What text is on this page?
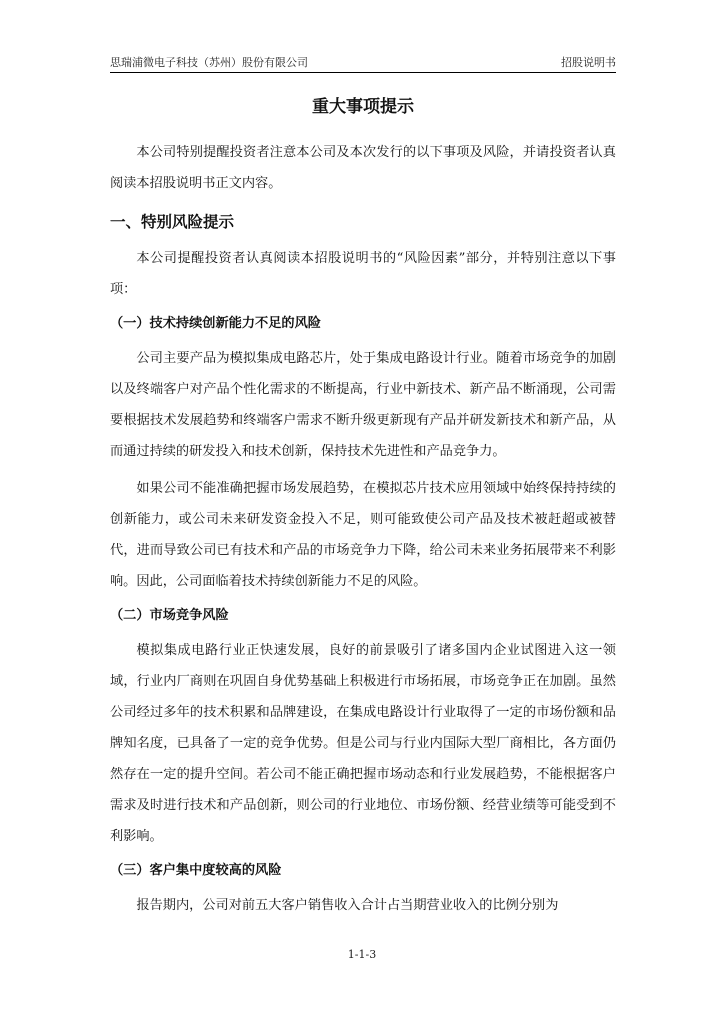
思瑞浦微电子科技（苏州）股份有限公司	招股说明书
重大事项提示

本公司特别提醒投资者注意本公司及本次发行的以下事项及风险，并请投资者认真阅读本招股说明书正文内容。

一、特别风险提示

本公司提醒投资者认真阅读本招股说明书的“风险因素”部分，并特别注意以下事项：

（一）技术持续创新能力不足的风险

公司主要产品为模拟集成电路芯片，处于集成电路设计行业。随着市场竞争的加剧以及终端客户对产品个性化需求的不断提高，行业中新技术、新产品不断涌现，公司需要根据技术发展趋势和终端客户需求不断升级更新现有产品并研发新技术和新产品，从而通过持续的研发投入和技术创新，保持技术先进性和产品竞争力。

如果公司不能准确把握市场发展趋势，在模拟芯片技术应用领域中始终保持持续的创新能力，或公司未来研发资金投入不足，则可能致使公司产品及技术被赶超或被替代，进而导致公司已有技术和产品的市场竞争力下降，给公司未来业务拓展带来不利影响。因此，公司面临着技术持续创新能力不足的风险。

（二）市场竞争风险

模拟集成电路行业正快速发展，良好的前景吸引了诸多国内企业试图进入这一领域，行业内厂商则在巩固自身优势基础上积极进行市场拓展，市场竞争正在加剧。虽然公司经过多年的技术积累和品牌建设，在集成电路设计行业取得了一定的市场份额和品牌知名度，已具备了一定的竞争优势。但是公司与行业内国际大型厂商相比，各方面仍然存在一定的提升空间。若公司不能正确把握市场动态和行业发展趋势，不能根据客户需求及时进行技术和产品创新，则公司的行业地位、市场份额、经营业绩等可能受到不利影响。

（三）客户集中度较高的风险

报告期内，公司对前五大客户销售收入合计占当期营业收入的比例分别为

1-1-3
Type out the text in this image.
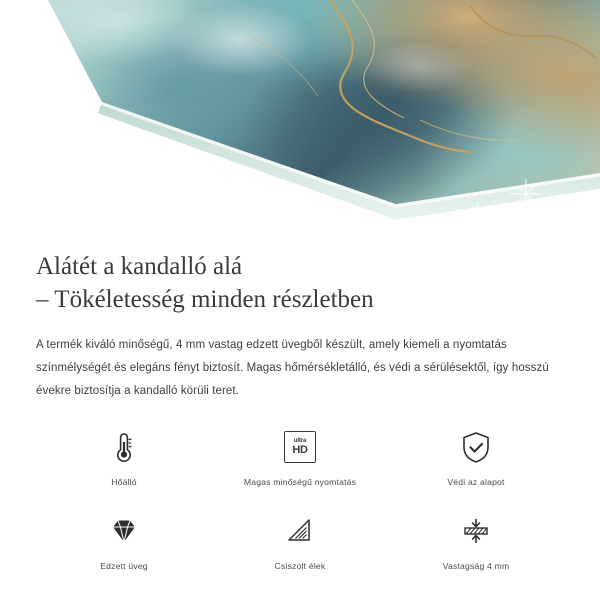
Alátét a kandalló alá
– Tökéletesség minden részletben

A termék kiváló minőségű, 4 mm vastag edzett üvegből készült, amely kiemeli a nyomtatás színmélységét és elegáns fényt biztosít. Magas hőmérsékletálló, és védi a sérülésektől, így hosszú évekre biztosítja a kandalló körüli teret.

Hőálló
ultra
HD
Magas minőségű nyomtatás	Védi az alapot
Edzett üveg	Csiszolt élek	Vastagság 4 mm
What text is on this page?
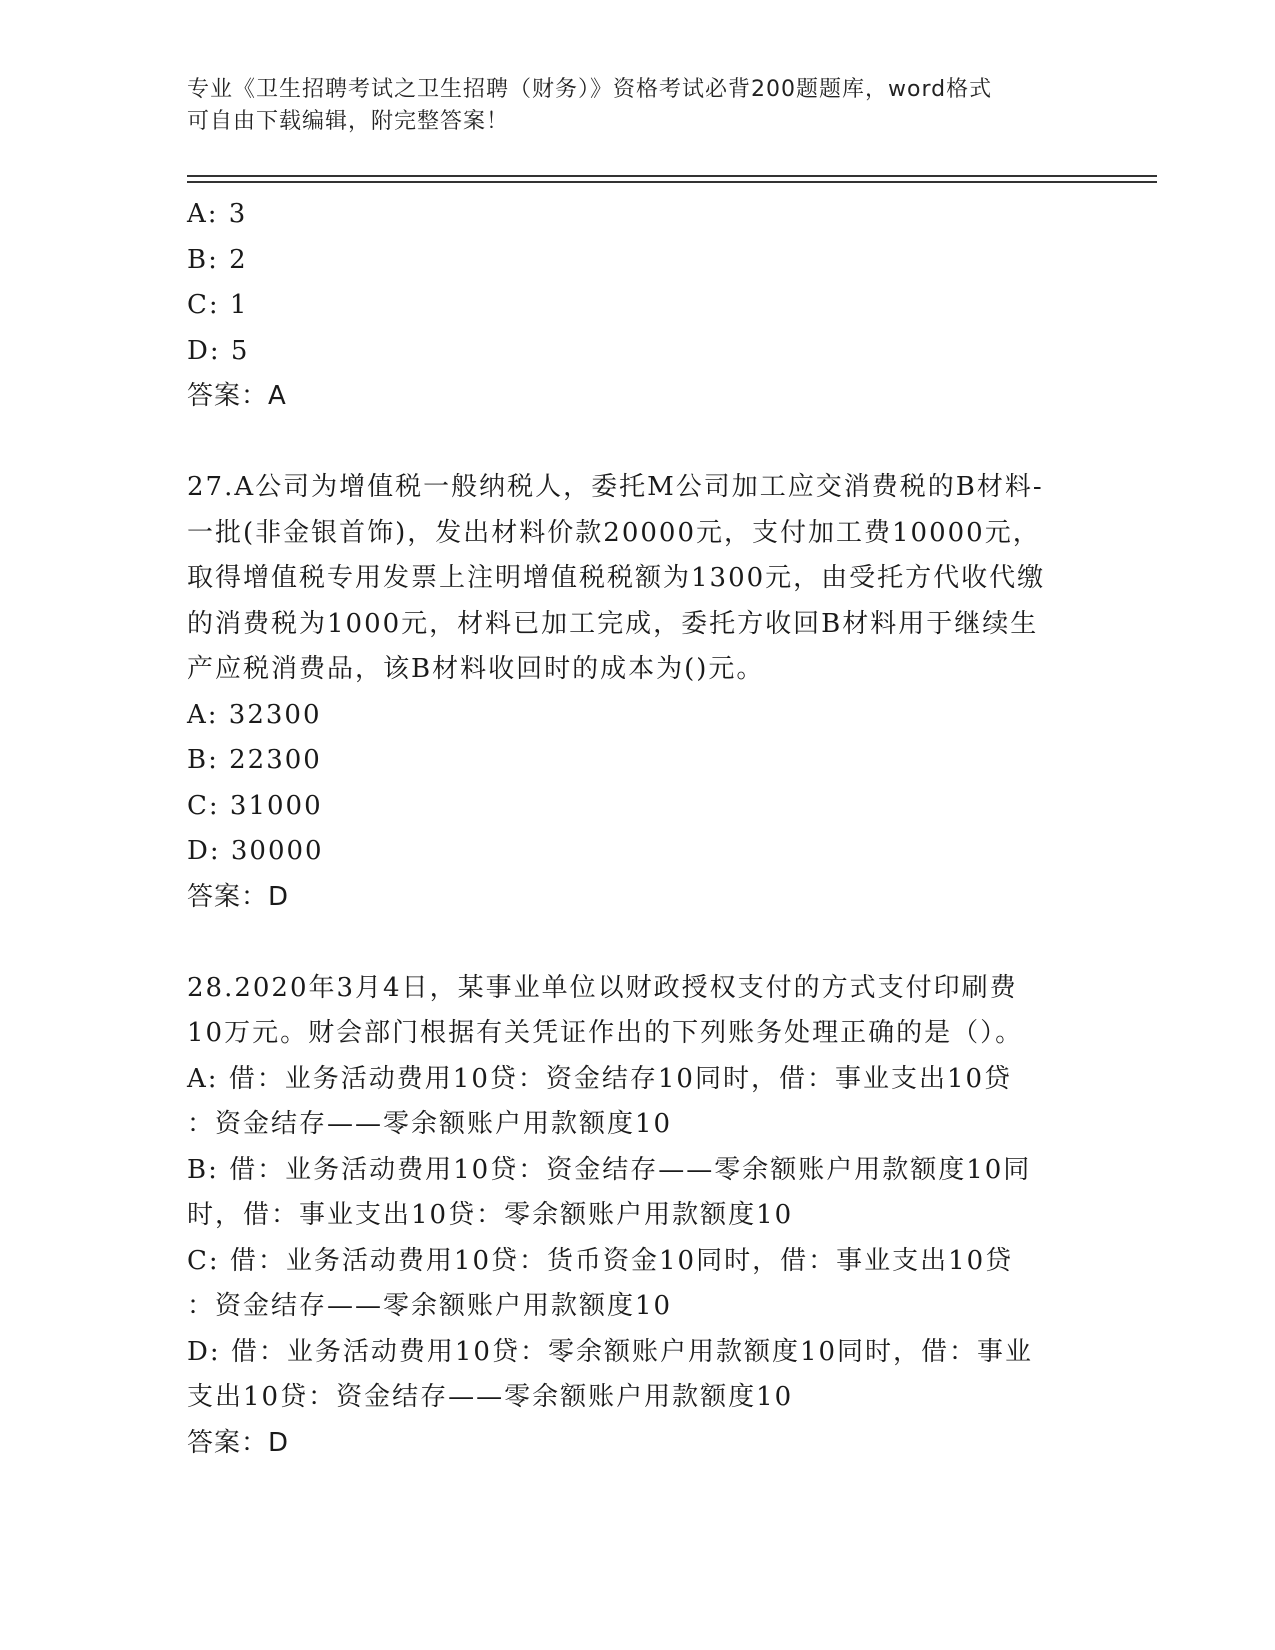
专业《卫生招聘考试之卫生招聘（财务）》资格考试必背200题题库，word格式

可自由下载编辑，附完整答案！

A: 3

B: 2

C: 1

D: 5

答案：A

27.A公司为增值税一般纳税人，委托M公司加工应交消费税的B材料-

一批(非金银首饰)，发出材料价款20000元，支付加工费10000元，

取得增值税专用发票上注明增值税税额为1300元，由受托方代收代缴

的消费税为1000元，材料已加工完成，委托方收回B材料用于继续生

产应税消费品，该B材料收回时的成本为()元。

A: 32300

B: 22300

C: 31000

D: 30000

答案：D

28.2020年3月4日，某事业单位以财政授权支付的方式支付印刷费

10万元。财会部门根据有关凭证作出的下列账务处理正确的是（）。

A: 借：业务活动费用10贷：资金结存10同时，借：事业支出10贷

：资金结存——零余额账户用款额度10

B: 借：业务活动费用10贷：资金结存——零余额账户用款额度10同

时，借：事业支出10贷：零余额账户用款额度10

C: 借：业务活动费用10贷：货币资金10同时，借：事业支出10贷

：资金结存——零余额账户用款额度10

D: 借：业务活动费用10贷：零余额账户用款额度10同时，借：事业

支出10贷：资金结存——零余额账户用款额度10

答案：D
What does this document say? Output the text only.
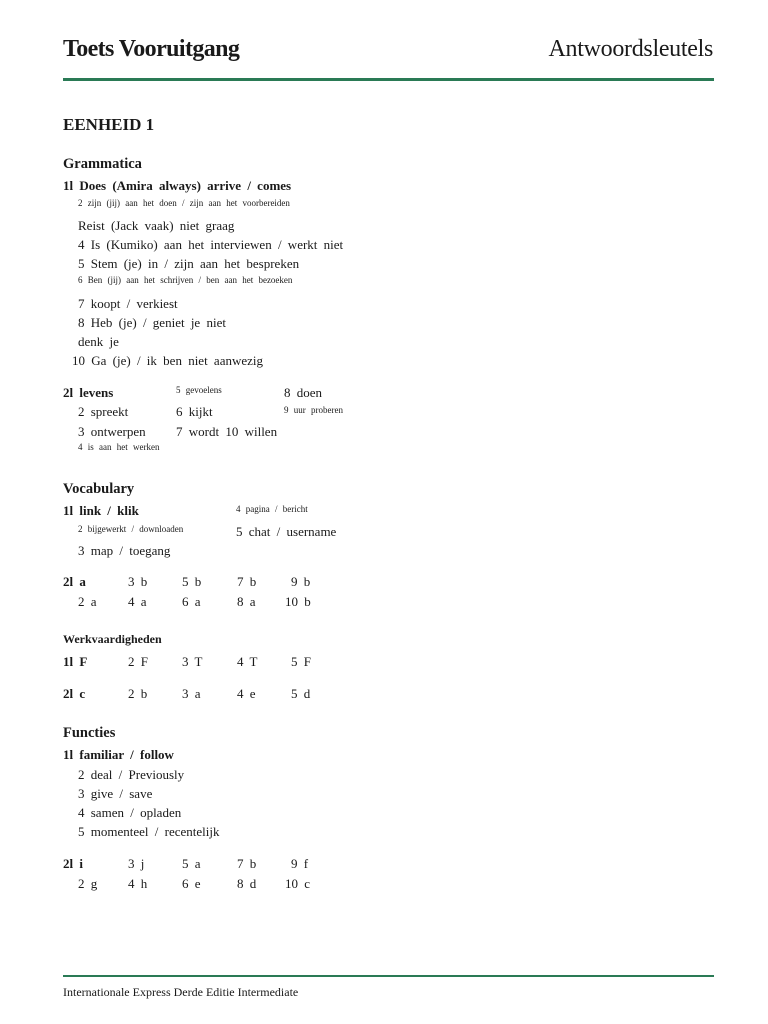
Toets Vooruitgang	Antwoordsleutels
EENHEID 1
Grammatica
1l Does (Amira always) arrive / comes
2 zijn (jij) aan het doen / zijn aan het voorbereiden
Reist (Jack vaak) niet graag
4 Is (Kumiko) aan het interviewen / werkt niet
5 Stem (je) in / zijn aan het bespreken
6 Ben (jij) aan het schrijven / ben aan het bezoeken
7 koopt / verkiest
8 Heb (je) / geniet je niet
denk je
10 Ga (je) / ik ben niet aanwezig
2l levens	5 gevoelens	8 doen
2 spreekt	6 kijkt	9 uur proberen
3 ontwerpen 7 wordt 10 willen
4 is aan het werken
Vocabulary
1l link / klik	4 pagina / bericht
2 bijgewerkt / downloaden	5 chat / username
3 map / toegang
2l a	3 b	5 b	7 b	9 b
2 a 4 a	6 a	8 a 10 b
Werkvaardigheden
1l F	2 F	3 T	4 T	5 F
2l c	2 b	3 a	4 e	5 d
Functies
1l familiar / follow
2 deal / Previously
3 give / save
4 samen / opladen
5 momenteel / recentelijk
2l i	3 j	5 a	7 b	9 f
2 g 4 h	6 e	8 d 10 c
Internationale Express Derde Editie Intermediate
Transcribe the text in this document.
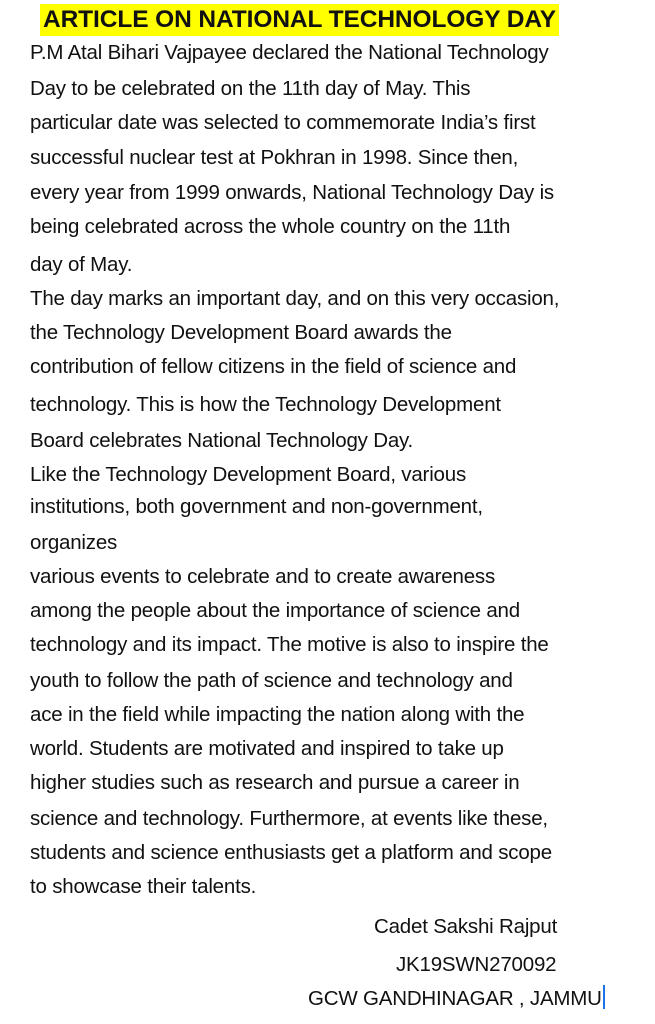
ARTICLE ON NATIONAL TECHNOLOGY DAY
P.M Atal Bihari Vajpayee declared the National Technology
Day to be celebrated on the 11th day of May. This
particular date was selected to commemorate India’s first
successful nuclear test at Pokhran in 1998. Since then,
every year from 1999 onwards, National Technology Day is
being celebrated across the whole country on the 11th
day of May.
The day marks an important day, and on this very occasion,
the Technology Development Board awards the
contribution of fellow citizens in the field of science and
technology. This is how the Technology Development
Board celebrates National Technology Day.
Like the Technology Development Board, various
institutions, both government and non-government,
organizes
various events to celebrate and to create awareness
among the people about the importance of science and
technology and its impact. The motive is also to inspire the
youth to follow the path of science and technology and
ace in the field while impacting the nation along with the
world. Students are motivated and inspired to take up
higher studies such as research and pursue a career in
science and technology. Furthermore, at events like these,
students and science enthusiasts get a platform and scope
to showcase their talents.
Cadet Sakshi Rajput
JK19SWN270092
GCW GANDHINAGAR , JAMMU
____
What to work on:
Using the records given above, list every line that includes the word "zijn".

Exercise result:
2 zijn (jij) aan het doen / zijn aan het voorbereiden
5 Stem (je) in / zijn aan het bespreken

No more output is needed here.